竹内鉄平のインタビューで、本人が大学1年の後半に立ち上げた同好会の名前は何か。

*** 本文抜粋 ***

竹内鉄平

父の走る姿に感動、それが私の原点

― トライアスロンを始めたきっかけは?

1985年に開催された第一回宮古島トライアスロンの出場選手241人の中の1人が私の父でして、また同じ1985年に開催されたIRONMAN JAPAN * も父は走っているんです。なので、トライアスロンは幼少期から身近な存在でした。私も3歳から水泳を始め、小学校から大学1年生までは競泳メインでやっていましたが、競泳では県大会で予選落ちするぐらいの成績でした。一方で、父の影響で小中学生時代に参加していたキッズ・ジュニアトライアスロン大会では、競技人口が非常に少ないということもあって、いつも上位入賞、時には優勝するなど好成績だったので、とにかく当時からトライアスロンは楽しかったですね。そんなトライアスロンと真剣に向き合い始めたのは、大学1年の後半です。水泳部を辞め、昔トライアスロンをされていた教務課の方に力添え頂き、トライアスロン同好会“南山大学鉄人会”を立ち上げました。同好会といっても当時所属していたのは私だけでしたので、主には個人活動でしたが、“トライアスロンやっていて、しかもバイクジャージで授業を受けている変なやつがいるぞ”、と噂が広まり、少しずつ仲間も増えていきました。また、積極的に他大学にも出向き、練習や合宿に参加させてもらったりしていました。大学3年生のときには、日本学生トライアスロン選手権で上位入賞し、アジア選手権やワールドカップの日本代表にも選出されました。

*** 収集資料 ***

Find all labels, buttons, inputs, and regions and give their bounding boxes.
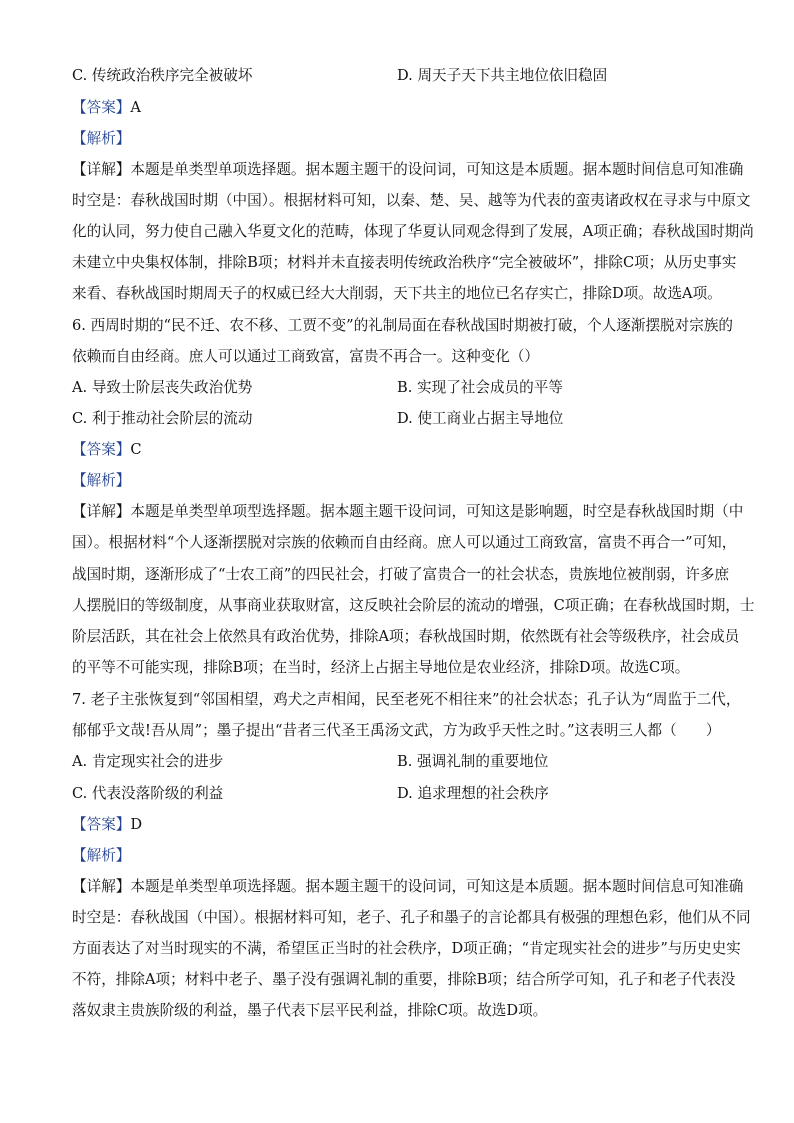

***

解答
トライアスロン同好会「南山大学鉄人会」である。